Write out, word for word, every line from the one containing "Read this page and output its text content." through the last line of the records below, both ends included.
___ Available records ___
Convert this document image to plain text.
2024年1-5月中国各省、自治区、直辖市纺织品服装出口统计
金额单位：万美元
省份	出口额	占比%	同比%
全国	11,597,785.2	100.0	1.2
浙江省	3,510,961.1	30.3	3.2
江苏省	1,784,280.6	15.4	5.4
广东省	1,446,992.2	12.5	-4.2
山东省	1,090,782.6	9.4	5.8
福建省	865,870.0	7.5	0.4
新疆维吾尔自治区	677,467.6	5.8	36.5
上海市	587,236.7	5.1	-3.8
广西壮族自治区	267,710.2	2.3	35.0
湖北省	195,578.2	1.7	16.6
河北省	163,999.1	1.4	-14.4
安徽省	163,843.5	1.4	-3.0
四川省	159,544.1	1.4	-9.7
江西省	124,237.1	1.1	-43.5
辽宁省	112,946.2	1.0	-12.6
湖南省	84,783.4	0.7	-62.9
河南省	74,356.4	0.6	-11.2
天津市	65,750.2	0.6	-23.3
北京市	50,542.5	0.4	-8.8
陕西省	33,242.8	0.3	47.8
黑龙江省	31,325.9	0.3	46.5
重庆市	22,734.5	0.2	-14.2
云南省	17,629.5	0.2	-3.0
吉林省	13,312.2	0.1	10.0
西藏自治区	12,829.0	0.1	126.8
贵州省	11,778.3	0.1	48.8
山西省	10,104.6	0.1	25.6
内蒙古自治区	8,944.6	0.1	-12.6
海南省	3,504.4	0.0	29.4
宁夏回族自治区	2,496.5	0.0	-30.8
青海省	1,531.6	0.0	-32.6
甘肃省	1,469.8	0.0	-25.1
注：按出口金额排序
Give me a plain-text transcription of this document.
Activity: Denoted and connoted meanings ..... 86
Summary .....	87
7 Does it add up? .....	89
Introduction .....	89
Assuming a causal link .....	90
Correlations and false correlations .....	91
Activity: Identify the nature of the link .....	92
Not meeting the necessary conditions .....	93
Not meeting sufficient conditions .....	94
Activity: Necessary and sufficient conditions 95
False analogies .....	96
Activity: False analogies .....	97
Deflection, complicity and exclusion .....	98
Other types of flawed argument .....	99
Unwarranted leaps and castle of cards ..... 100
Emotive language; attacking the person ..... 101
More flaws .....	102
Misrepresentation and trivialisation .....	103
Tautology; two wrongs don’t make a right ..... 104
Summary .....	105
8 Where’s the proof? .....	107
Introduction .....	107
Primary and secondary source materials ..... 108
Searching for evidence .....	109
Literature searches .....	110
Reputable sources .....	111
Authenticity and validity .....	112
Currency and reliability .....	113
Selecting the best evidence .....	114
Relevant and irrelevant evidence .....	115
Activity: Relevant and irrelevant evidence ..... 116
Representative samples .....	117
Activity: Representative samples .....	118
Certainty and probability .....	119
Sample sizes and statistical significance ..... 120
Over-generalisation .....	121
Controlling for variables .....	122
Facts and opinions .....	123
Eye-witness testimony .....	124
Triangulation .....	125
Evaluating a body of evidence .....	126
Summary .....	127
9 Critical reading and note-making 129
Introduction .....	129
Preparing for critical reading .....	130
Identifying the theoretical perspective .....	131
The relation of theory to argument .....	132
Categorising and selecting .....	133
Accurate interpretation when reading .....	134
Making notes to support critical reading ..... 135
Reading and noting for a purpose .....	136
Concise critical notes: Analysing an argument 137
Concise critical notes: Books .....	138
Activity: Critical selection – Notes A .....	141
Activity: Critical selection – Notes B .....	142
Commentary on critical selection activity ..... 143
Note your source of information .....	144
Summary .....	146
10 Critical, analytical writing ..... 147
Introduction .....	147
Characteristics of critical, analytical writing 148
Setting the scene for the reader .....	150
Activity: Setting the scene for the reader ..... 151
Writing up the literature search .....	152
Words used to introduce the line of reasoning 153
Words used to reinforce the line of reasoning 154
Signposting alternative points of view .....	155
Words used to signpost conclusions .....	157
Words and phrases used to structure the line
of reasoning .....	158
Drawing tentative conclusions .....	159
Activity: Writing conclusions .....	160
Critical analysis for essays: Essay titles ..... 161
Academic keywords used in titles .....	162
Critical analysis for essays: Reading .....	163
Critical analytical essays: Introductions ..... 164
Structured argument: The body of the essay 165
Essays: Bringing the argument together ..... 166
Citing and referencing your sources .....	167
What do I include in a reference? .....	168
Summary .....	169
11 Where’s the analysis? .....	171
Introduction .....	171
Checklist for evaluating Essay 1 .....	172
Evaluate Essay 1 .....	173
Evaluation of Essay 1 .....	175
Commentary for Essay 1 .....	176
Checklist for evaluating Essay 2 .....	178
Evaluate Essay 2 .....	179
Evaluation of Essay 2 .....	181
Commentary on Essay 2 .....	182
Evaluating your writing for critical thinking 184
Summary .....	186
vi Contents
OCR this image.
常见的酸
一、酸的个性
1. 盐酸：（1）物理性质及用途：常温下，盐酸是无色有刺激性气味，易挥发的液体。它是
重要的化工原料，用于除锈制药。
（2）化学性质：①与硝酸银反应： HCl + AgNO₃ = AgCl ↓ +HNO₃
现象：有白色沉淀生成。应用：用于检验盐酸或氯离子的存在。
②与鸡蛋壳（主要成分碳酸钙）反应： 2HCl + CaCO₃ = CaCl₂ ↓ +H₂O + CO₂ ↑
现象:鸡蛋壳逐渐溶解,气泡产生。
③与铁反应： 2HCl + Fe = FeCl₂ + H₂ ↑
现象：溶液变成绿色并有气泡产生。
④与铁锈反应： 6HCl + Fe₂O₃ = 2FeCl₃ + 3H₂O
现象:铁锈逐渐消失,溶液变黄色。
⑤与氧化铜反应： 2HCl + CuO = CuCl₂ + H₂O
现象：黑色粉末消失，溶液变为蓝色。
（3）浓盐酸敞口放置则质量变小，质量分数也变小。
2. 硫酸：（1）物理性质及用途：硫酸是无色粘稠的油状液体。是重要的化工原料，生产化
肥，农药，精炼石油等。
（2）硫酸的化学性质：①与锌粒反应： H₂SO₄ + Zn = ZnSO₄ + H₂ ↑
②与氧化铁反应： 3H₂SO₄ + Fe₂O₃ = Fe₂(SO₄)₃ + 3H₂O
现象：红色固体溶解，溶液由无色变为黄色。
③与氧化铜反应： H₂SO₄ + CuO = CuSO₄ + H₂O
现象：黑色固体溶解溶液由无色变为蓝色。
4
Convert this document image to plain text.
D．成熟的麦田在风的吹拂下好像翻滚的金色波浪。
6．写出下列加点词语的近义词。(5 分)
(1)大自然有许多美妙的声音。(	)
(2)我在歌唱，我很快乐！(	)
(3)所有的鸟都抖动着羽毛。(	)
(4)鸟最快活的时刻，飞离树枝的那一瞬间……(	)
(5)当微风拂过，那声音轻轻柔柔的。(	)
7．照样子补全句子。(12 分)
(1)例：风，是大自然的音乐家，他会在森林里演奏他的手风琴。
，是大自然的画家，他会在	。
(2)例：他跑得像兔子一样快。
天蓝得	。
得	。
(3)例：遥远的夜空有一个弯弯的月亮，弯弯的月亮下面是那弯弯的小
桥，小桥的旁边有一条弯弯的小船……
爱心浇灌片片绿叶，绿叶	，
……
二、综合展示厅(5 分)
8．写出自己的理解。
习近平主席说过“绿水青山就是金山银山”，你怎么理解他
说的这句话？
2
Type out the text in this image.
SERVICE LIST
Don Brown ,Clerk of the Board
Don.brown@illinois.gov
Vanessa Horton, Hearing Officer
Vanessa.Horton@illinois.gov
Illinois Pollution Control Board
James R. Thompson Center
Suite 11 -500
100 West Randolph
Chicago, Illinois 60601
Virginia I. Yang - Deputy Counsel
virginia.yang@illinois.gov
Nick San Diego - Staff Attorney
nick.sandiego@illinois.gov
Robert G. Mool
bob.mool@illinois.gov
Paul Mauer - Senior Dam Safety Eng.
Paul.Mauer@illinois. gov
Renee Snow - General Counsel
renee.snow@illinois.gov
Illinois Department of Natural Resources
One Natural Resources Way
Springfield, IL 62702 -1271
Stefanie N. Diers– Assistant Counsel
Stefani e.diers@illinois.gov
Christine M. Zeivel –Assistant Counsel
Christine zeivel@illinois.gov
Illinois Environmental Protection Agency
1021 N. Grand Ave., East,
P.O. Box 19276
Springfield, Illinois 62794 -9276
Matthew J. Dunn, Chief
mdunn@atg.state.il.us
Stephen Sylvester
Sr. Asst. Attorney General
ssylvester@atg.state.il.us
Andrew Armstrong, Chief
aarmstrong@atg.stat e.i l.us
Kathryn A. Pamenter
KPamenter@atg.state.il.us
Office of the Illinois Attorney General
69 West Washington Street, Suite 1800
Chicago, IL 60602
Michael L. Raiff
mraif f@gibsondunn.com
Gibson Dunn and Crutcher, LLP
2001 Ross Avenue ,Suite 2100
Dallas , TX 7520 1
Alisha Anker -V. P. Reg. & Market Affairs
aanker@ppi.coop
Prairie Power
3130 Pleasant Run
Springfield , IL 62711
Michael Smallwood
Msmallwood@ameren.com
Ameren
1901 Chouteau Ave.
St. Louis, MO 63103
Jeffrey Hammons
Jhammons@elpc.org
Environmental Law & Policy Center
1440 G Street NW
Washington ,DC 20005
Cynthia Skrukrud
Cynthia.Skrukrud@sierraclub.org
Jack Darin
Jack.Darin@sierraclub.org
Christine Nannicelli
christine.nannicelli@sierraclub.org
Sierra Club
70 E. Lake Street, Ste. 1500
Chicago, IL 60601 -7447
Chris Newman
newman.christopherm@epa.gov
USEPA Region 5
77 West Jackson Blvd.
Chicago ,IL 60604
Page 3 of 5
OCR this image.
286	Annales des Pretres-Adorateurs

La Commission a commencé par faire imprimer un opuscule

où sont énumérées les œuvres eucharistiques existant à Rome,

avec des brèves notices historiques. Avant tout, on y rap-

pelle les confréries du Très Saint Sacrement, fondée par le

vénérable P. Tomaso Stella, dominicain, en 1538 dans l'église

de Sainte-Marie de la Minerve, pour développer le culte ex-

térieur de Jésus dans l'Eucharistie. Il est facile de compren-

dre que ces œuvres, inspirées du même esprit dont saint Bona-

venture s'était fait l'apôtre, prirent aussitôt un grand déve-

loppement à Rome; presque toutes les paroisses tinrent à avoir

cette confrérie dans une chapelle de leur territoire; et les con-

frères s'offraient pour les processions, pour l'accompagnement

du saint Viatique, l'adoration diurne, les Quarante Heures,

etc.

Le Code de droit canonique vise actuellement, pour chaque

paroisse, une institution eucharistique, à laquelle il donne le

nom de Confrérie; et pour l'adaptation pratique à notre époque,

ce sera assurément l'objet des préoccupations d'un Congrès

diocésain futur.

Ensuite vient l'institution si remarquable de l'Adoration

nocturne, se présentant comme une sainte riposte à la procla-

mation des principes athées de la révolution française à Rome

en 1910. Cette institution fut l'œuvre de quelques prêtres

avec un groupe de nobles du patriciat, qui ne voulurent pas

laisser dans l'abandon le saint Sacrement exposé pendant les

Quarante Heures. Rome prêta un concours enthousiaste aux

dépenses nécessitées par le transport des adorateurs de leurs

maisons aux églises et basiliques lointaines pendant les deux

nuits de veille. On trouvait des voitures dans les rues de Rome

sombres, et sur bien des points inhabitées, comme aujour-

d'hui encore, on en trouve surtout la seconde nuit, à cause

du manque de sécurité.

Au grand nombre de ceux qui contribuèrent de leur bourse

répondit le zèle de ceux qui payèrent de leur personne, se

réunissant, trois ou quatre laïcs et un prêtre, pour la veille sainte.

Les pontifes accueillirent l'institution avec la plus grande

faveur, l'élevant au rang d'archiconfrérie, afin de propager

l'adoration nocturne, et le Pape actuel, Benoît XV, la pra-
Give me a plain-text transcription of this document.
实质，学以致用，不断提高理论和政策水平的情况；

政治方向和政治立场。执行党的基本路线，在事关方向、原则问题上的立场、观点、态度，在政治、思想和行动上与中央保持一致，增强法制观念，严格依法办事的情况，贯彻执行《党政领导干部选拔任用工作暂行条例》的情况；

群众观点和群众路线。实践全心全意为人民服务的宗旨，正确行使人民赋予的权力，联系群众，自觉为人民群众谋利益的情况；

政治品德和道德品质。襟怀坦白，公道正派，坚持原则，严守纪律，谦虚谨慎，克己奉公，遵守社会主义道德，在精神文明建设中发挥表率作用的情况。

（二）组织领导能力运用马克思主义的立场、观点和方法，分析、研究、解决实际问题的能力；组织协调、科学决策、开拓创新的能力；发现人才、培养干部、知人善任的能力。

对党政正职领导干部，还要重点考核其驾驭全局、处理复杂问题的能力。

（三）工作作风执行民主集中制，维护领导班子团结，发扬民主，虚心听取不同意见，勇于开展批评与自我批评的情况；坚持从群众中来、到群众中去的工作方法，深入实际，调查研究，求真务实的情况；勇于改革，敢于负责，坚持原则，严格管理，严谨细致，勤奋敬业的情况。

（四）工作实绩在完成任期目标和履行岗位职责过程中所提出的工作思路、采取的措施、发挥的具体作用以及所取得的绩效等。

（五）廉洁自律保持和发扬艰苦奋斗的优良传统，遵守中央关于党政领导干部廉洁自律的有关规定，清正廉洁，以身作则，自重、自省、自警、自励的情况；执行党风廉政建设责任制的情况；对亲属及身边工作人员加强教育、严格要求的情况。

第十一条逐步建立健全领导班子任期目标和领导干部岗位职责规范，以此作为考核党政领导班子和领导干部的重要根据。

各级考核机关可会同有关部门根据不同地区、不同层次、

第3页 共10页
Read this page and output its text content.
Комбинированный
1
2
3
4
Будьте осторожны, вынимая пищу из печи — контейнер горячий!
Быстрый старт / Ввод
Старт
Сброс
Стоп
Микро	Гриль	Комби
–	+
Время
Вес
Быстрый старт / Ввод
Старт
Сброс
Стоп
___
Output =>
Read this page and output its text content.
Комбинированный
1
2
3
4
Будьте осторожны, вынимая пищу из печи — контейнер горячий!
Быстрый старт / Ввод
Старт
Сброс
Стоп
Микро	Гриль	Комби
–	+
Время
Вес
Быстрый старт / Ввод
Старт
Сброс
Стоп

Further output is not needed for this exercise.